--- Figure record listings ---
───

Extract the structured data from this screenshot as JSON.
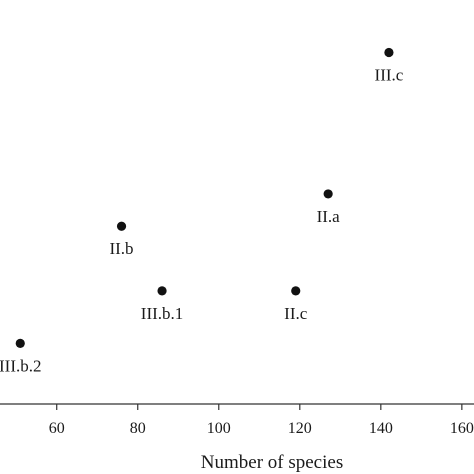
{
  "chart_data": {
    "type": "scatter",
    "title": "",
    "xlabel": "Number of species",
    "ylabel": "",
    "xlim": [
      46,
      163
    ],
    "ylim": [
      0,
      100
    ],
    "x_ticks": [
      60,
      80,
      100,
      120,
      140,
      160
    ],
    "x_tick_labels": [
      "60",
      "80",
      "100",
      "120",
      "140",
      "160"
    ],
    "grid": false,
    "legend": "none",
    "marker_color": "#111111",
    "points": [
      {
        "label": "III.c",
        "x": 142,
        "y": 87
      },
      {
        "label": "II.a",
        "x": 127,
        "y": 52
      },
      {
        "label": "II.b",
        "x": 76,
        "y": 44
      },
      {
        "label": "III.b.1",
        "x": 86,
        "y": 28
      },
      {
        "label": "II.c",
        "x": 119,
        "y": 28
      },
      {
        "label": "III.b.2",
        "x": 51,
        "y": 15
      }
    ]
  }
}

───

--- Goal of the exercise ---
Repeat the preceding records precisely, and leave every picture out of the copy.

--- Complete output ---
Extract the structured data from this screenshot as JSON.
{
  "chart_data": {
    "type": "scatter",
    "title": "",
    "xlabel": "Number of species",
    "ylabel": "",
    "xlim": [
      46,
      163
    ],
    "ylim": [
      0,
      100
    ],
    "x_ticks": [
      60,
      80,
      100,
      120,
      140,
      160
    ],
    "x_tick_labels": [
      "60",
      "80",
      "100",
      "120",
      "140",
      "160"
    ],
    "grid": false,
    "legend": "none",
    "marker_color": "#111111",
    "points": [
      {
        "label": "III.c",
        "x": 142,
        "y": 87
      },
      {
        "label": "II.a",
        "x": 127,
        "y": 52
      },
      {
        "label": "II.b",
        "x": 76,
        "y": 44
      },
      {
        "label": "III.b.1",
        "x": 86,
        "y": 28
      },
      {
        "label": "II.c",
        "x": 119,
        "y": 28
      },
      {
        "label": "III.b.2",
        "x": 51,
        "y": 15
      }
    ]
  }
}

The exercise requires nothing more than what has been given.